Task statement: Each entry below must be repeated exactly, with pictures left out.

Data supplied:

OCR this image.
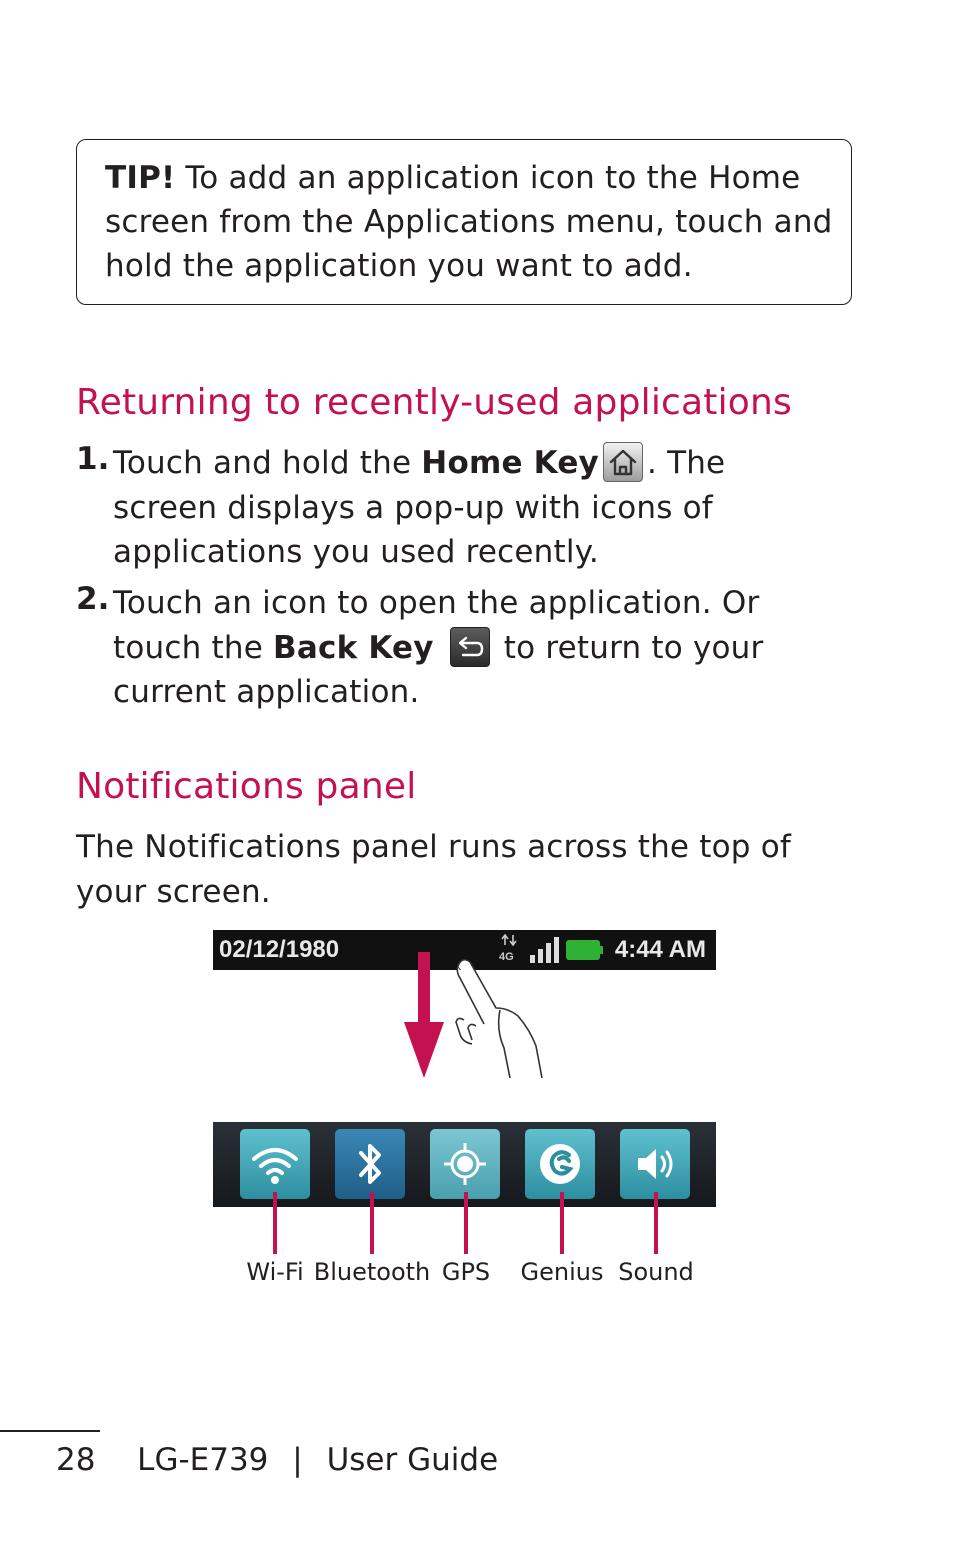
TIP! To add an application icon to the Home screen from the Applications menu, touch and hold the application you want to add.
Returning to recently-used applications
1. Touch and hold the Home Key . The screen displays a pop-up with icons of applications you used recently.
2. Touch an icon to open the application. Or touch the Back Key to return to your current application.
Notifications panel
The Notifications panel runs across the top of your screen.
02/12/1980	4G	4:44 AM
Wi-Fi Bluetooth GPS Genius Sound
28 LG-E739 | User Guide
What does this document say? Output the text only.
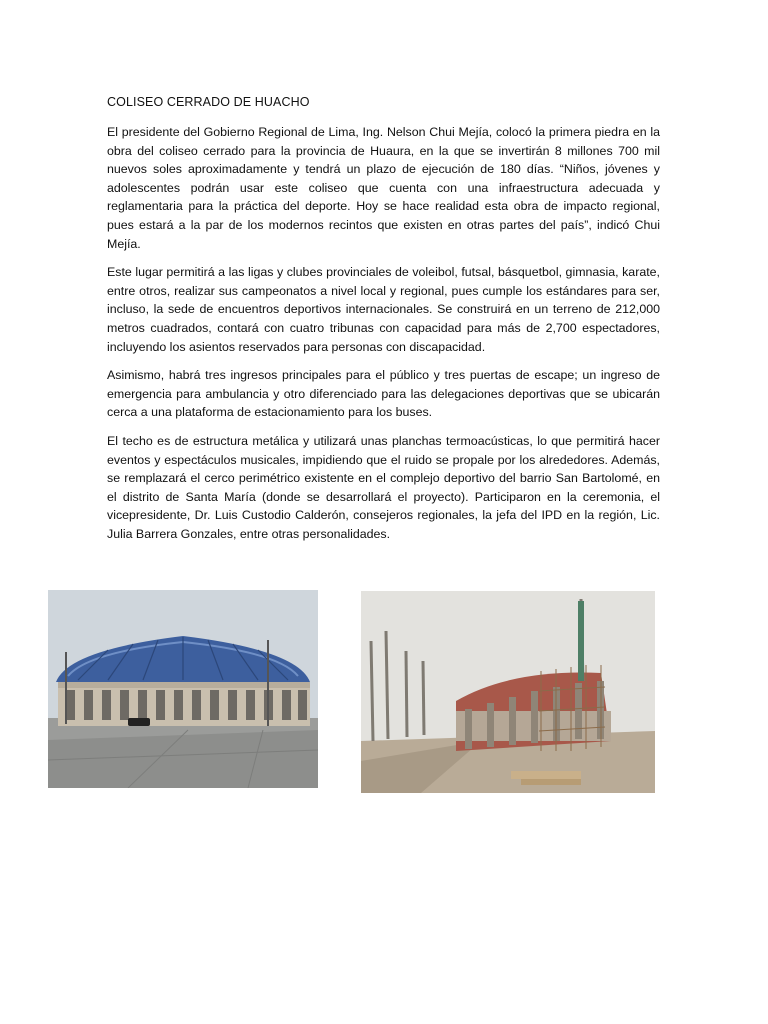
COLISEO CERRADO DE HUACHO

El presidente del Gobierno Regional de Lima, Ing. Nelson Chui Mejía, colocó la primera piedra en la obra del coliseo cerrado para la provincia de Huaura, en la que se invertirán 8 millones 700 mil nuevos soles aproximadamente y tendrá un plazo de ejecución de 180 días. “Niños, jóvenes y adolescentes podrán usar este coliseo que cuenta con una infraestructura adecuada y reglamentaria para la práctica del deporte. Hoy se hace realidad esta obra de impacto regional, pues estará a la par de los modernos recintos que existen en otras partes del país”, indicó Chui Mejía.

Este lugar permitirá a las ligas y clubes provinciales de voleibol, futsal, básquetbol, gimnasia, karate, entre otros, realizar sus campeonatos a nivel local y regional, pues cumple los estándares para ser, incluso, la sede de encuentros deportivos internacionales. Se construirá en un terreno de 212,000 metros cuadrados, contará con cuatro tribunas con capacidad para más de 2,700 espectadores, incluyendo los asientos reservados para personas con discapacidad.

Asimismo, habrá tres ingresos principales para el público y tres puertas de escape; un ingreso de emergencia para ambulancia y otro diferenciado para las delegaciones deportivas que se ubicarán cerca a una plataforma de estacionamiento para los buses.

El techo es de estructura metálica y utilizará unas planchas termoacústicas, lo que permitirá hacer eventos y espectáculos musicales, impidiendo que el ruido se propale por los alrededores. Además, se remplazará el cerco perimétrico existente en el complejo deportivo del barrio San Bartolomé, en el distrito de Santa María (donde se desarrollará el proyecto). Participaron en la ceremonia, el vicepresidente, Dr. Luis Custodio Calderón, consejeros regionales, la jefa del IPD en la región, Lic. Julia Barrera Gonzales, entre otras personalidades.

Written response:
OCR this image.
TIP! To add an application icon to the Home screen from the Applications menu, touch and hold the application you want to add.
Returning to recently-used applications
1. Touch and hold the Home Key . The screen displays a pop-up with icons of applications you used recently.
2. Touch an icon to open the application. Or touch the Back Key to return to your current application.
Notifications panel
The Notifications panel runs across the top of your screen.
02/12/1980	4G	4:44 AM
Wi-Fi Bluetooth GPS Genius Sound
28 LG-E739 | User Guide
What does this document say? Output the text only.
COLISEO CERRADO DE HUACHO

El presidente del Gobierno Regional de Lima, Ing. Nelson Chui Mejía, colocó la primera piedra en la obra del coliseo cerrado para la provincia de Huaura, en la que se invertirán 8 millones 700 mil nuevos soles aproximadamente y tendrá un plazo de ejecución de 180 días. “Niños, jóvenes y adolescentes podrán usar este coliseo que cuenta con una infraestructura adecuada y reglamentaria para la práctica del deporte. Hoy se hace realidad esta obra de impacto regional, pues estará a la par de los modernos recintos que existen en otras partes del país”, indicó Chui Mejía.

Este lugar permitirá a las ligas y clubes provinciales de voleibol, futsal, básquetbol, gimnasia, karate, entre otros, realizar sus campeonatos a nivel local y regional, pues cumple los estándares para ser, incluso, la sede de encuentros deportivos internacionales. Se construirá en un terreno de 212,000 metros cuadrados, contará con cuatro tribunas con capacidad para más de 2,700 espectadores, incluyendo los asientos reservados para personas con discapacidad.

Asimismo, habrá tres ingresos principales para el público y tres puertas de escape; un ingreso de emergencia para ambulancia y otro diferenciado para las delegaciones deportivas que se ubicarán cerca a una plataforma de estacionamiento para los buses.

El techo es de estructura metálica y utilizará unas planchas termoacústicas, lo que permitirá hacer eventos y espectáculos musicales, impidiendo que el ruido se propale por los alrededores. Además, se remplazará el cerco perimétrico existente en el complejo deportivo del barrio San Bartolomé, en el distrito de Santa María (donde se desarrollará el proyecto). Participaron en la ceremonia, el vicepresidente, Dr. Luis Custodio Calderón, consejeros regionales, la jefa del IPD en la región, Lic. Julia Barrera Gonzales, entre otras personalidades.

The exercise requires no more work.